**PROBLEM**
Copy all of the following lines, character for character.

··· MATERIAL PROVIDED

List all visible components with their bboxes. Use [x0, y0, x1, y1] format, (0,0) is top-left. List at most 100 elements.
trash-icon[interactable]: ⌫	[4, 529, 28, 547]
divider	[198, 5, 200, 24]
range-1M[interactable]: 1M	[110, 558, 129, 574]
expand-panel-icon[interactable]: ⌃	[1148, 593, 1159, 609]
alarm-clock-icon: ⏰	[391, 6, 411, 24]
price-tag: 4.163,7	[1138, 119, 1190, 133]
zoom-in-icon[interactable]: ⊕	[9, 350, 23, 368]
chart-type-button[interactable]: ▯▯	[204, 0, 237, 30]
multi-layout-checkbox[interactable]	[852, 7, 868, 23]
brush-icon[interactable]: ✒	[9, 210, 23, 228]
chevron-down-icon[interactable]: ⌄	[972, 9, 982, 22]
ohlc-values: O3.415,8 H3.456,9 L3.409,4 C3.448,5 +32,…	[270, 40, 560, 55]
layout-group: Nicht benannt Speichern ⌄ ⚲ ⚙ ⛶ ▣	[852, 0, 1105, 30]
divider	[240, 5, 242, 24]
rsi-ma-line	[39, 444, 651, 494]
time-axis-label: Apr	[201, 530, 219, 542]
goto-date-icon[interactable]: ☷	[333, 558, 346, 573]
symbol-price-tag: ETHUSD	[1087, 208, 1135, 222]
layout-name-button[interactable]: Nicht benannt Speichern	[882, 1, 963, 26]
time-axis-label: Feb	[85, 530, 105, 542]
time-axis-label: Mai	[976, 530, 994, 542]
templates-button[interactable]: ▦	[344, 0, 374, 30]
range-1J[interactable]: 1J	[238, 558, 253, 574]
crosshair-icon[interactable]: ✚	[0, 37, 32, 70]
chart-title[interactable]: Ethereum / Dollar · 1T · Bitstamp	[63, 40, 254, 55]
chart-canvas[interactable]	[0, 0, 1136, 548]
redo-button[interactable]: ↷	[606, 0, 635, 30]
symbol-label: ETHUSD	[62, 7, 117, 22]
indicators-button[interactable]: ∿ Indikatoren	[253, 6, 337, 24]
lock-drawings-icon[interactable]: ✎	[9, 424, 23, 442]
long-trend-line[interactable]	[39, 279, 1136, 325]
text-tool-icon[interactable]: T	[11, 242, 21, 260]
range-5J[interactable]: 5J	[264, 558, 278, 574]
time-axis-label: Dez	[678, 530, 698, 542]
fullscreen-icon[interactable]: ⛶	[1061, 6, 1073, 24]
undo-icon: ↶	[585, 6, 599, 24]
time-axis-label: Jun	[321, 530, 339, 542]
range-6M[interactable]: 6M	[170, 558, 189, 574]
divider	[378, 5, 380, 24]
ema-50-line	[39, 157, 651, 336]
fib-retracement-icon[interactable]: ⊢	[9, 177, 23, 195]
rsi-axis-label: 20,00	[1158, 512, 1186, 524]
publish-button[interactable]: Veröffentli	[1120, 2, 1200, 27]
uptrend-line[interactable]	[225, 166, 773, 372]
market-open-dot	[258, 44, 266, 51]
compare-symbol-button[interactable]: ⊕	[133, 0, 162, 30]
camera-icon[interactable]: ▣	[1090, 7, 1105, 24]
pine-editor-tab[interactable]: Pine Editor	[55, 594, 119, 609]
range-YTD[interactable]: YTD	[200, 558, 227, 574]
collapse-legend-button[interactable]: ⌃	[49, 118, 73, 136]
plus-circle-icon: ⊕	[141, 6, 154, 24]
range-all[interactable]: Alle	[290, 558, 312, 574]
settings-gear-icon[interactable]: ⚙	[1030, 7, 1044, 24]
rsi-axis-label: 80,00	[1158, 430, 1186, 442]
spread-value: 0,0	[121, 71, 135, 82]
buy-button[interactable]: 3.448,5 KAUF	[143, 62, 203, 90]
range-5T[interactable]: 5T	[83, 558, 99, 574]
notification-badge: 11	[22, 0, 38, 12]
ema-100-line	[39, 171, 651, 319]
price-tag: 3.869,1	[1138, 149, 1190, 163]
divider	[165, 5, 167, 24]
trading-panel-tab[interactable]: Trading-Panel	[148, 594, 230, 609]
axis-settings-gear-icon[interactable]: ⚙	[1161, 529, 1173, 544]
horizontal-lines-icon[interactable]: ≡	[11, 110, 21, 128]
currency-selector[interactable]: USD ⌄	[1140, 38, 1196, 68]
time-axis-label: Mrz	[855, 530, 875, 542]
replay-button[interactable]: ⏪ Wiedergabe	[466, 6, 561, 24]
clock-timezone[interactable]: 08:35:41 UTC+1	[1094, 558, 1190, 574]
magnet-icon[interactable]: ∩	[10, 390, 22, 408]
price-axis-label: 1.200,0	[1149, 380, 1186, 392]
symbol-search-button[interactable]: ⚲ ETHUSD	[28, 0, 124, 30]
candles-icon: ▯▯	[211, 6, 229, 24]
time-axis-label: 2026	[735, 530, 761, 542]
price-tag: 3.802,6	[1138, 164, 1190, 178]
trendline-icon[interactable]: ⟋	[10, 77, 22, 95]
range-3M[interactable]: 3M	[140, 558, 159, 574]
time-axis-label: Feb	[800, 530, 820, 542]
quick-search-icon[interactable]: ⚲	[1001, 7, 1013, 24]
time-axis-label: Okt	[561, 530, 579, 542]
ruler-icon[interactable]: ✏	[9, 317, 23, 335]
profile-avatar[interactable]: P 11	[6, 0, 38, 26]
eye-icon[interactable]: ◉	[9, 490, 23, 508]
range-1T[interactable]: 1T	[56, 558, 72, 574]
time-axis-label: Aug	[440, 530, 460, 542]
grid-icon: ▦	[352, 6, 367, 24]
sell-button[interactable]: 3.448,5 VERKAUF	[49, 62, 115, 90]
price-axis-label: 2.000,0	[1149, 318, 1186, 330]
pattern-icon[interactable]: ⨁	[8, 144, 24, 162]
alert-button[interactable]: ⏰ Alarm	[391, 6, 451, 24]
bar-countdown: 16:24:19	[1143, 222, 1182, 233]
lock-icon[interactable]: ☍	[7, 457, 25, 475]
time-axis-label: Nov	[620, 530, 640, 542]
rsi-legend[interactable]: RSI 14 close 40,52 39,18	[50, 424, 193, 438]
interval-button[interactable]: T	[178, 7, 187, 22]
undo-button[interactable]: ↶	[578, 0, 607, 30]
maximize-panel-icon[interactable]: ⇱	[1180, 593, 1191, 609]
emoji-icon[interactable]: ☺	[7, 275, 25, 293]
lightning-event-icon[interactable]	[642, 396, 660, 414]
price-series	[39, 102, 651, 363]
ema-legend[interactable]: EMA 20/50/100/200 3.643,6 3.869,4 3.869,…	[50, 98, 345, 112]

······

**OUTPUT FOR THIS TASK**
List all visible components with their bboxes. Use [x0, y0, x1, y1] format, (0,0) is top-left. List at most 100 elements.
trash-icon[interactable]: ⌫	[4, 529, 28, 547]
divider	[198, 5, 200, 24]
range-1M[interactable]: 1M	[110, 558, 129, 574]
expand-panel-icon[interactable]: ⌃	[1148, 593, 1159, 609]
alarm-clock-icon: ⏰	[391, 6, 411, 24]
price-tag: 4.163,7	[1138, 119, 1190, 133]
zoom-in-icon[interactable]: ⊕	[9, 350, 23, 368]
chart-type-button[interactable]: ▯▯	[204, 0, 237, 30]
multi-layout-checkbox[interactable]	[852, 7, 868, 23]
brush-icon[interactable]: ✒	[9, 210, 23, 228]
chevron-down-icon[interactable]: ⌄	[972, 9, 982, 22]
ohlc-values: O3.415,8 H3.456,9 L3.409,4 C3.448,5 +32,…	[270, 40, 560, 55]
layout-group: Nicht benannt Speichern ⌄ ⚲ ⚙ ⛶ ▣	[852, 0, 1105, 30]
divider	[240, 5, 242, 24]
rsi-ma-line	[39, 444, 651, 494]
time-axis-label: Apr	[201, 530, 219, 542]
goto-date-icon[interactable]: ☷	[333, 558, 346, 573]
symbol-price-tag: ETHUSD	[1087, 208, 1135, 222]
layout-name-button[interactable]: Nicht benannt Speichern	[882, 1, 963, 26]
time-axis-label: Feb	[85, 530, 105, 542]
time-axis-label: Mai	[976, 530, 994, 542]
templates-button[interactable]: ▦	[344, 0, 374, 30]
range-1J[interactable]: 1J	[238, 558, 253, 574]
crosshair-icon[interactable]: ✚	[0, 37, 32, 70]
chart-title[interactable]: Ethereum / Dollar · 1T · Bitstamp	[63, 40, 254, 55]
chart-canvas[interactable]	[0, 0, 1136, 548]
redo-button[interactable]: ↷	[606, 0, 635, 30]
symbol-label: ETHUSD	[62, 7, 117, 22]
indicators-button[interactable]: ∿ Indikatoren	[253, 6, 337, 24]
lock-drawings-icon[interactable]: ✎	[9, 424, 23, 442]
long-trend-line[interactable]	[39, 279, 1136, 325]
text-tool-icon[interactable]: T	[11, 242, 21, 260]
range-5J[interactable]: 5J	[264, 558, 278, 574]
time-axis-label: Dez	[678, 530, 698, 542]
fullscreen-icon[interactable]: ⛶	[1061, 6, 1073, 24]
undo-icon: ↶	[585, 6, 599, 24]
time-axis-label: Jun	[321, 530, 339, 542]
range-6M[interactable]: 6M	[170, 558, 189, 574]
divider	[378, 5, 380, 24]
ema-50-line	[39, 157, 651, 336]
fib-retracement-icon[interactable]: ⊢	[9, 177, 23, 195]
rsi-axis-label: 20,00	[1158, 512, 1186, 524]
publish-button[interactable]: Veröffentli	[1120, 2, 1200, 27]
uptrend-line[interactable]	[225, 166, 773, 372]
market-open-dot	[258, 44, 266, 51]
compare-symbol-button[interactable]: ⊕	[133, 0, 162, 30]
camera-icon[interactable]: ▣	[1090, 7, 1105, 24]
pine-editor-tab[interactable]: Pine Editor	[55, 594, 119, 609]
range-YTD[interactable]: YTD	[200, 558, 227, 574]
collapse-legend-button[interactable]: ⌃	[49, 118, 73, 136]
plus-circle-icon: ⊕	[141, 6, 154, 24]
range-all[interactable]: Alle	[290, 558, 312, 574]
settings-gear-icon[interactable]: ⚙	[1030, 7, 1044, 24]
rsi-axis-label: 80,00	[1158, 430, 1186, 442]
spread-value: 0,0	[121, 71, 135, 82]
buy-button[interactable]: 3.448,5 KAUF	[143, 62, 203, 90]
range-5T[interactable]: 5T	[83, 558, 99, 574]
notification-badge: 11	[22, 0, 38, 12]
ema-100-line	[39, 171, 651, 319]
price-tag: 3.869,1	[1138, 149, 1190, 163]
divider	[165, 5, 167, 24]
trading-panel-tab[interactable]: Trading-Panel	[148, 594, 230, 609]
axis-settings-gear-icon[interactable]: ⚙	[1161, 529, 1173, 544]
horizontal-lines-icon[interactable]: ≡	[11, 110, 21, 128]
currency-selector[interactable]: USD ⌄	[1140, 38, 1196, 68]
time-axis-label: Mrz	[855, 530, 875, 542]
replay-button[interactable]: ⏪ Wiedergabe	[466, 6, 561, 24]
clock-timezone[interactable]: 08:35:41 UTC+1	[1094, 558, 1190, 574]
magnet-icon[interactable]: ∩	[10, 390, 22, 408]
price-axis-label: 1.200,0	[1149, 380, 1186, 392]
symbol-search-button[interactable]: ⚲ ETHUSD	[28, 0, 124, 30]
candles-icon: ▯▯	[211, 6, 229, 24]
time-axis-label: 2026	[735, 530, 761, 542]
price-tag: 3.802,6	[1138, 164, 1190, 178]
trendline-icon[interactable]: ⟋	[10, 77, 22, 95]
range-3M[interactable]: 3M	[140, 558, 159, 574]
time-axis-label: Feb	[800, 530, 820, 542]
quick-search-icon[interactable]: ⚲	[1001, 7, 1013, 24]
time-axis-label: Okt	[561, 530, 579, 542]
ruler-icon[interactable]: ✏	[9, 317, 23, 335]
profile-avatar[interactable]: P 11	[6, 0, 38, 26]
eye-icon[interactable]: ◉	[9, 490, 23, 508]
range-1T[interactable]: 1T	[56, 558, 72, 574]
time-axis-label: Aug	[440, 530, 460, 542]
grid-icon: ▦	[352, 6, 367, 24]
sell-button[interactable]: 3.448,5 VERKAUF	[49, 62, 115, 90]
price-axis-label: 2.000,0	[1149, 318, 1186, 330]
pattern-icon[interactable]: ⨁	[8, 144, 24, 162]
alert-button[interactable]: ⏰ Alarm	[391, 6, 451, 24]
bar-countdown: 16:24:19	[1143, 222, 1182, 233]
lock-icon[interactable]: ☍	[7, 457, 25, 475]
time-axis-label: Nov	[620, 530, 640, 542]
rsi-legend[interactable]: RSI 14 close 40,52 39,18	[50, 424, 193, 438]
interval-button[interactable]: T	[178, 7, 187, 22]
undo-button[interactable]: ↶	[578, 0, 607, 30]
maximize-panel-icon[interactable]: ⇱	[1180, 593, 1191, 609]
emoji-icon[interactable]: ☺	[7, 275, 25, 293]
lightning-event-icon[interactable]	[642, 396, 660, 414]
price-series	[39, 102, 651, 363]
ema-legend[interactable]: EMA 20/50/100/200 3.643,6 3.869,4 3.869,…	[50, 98, 345, 112]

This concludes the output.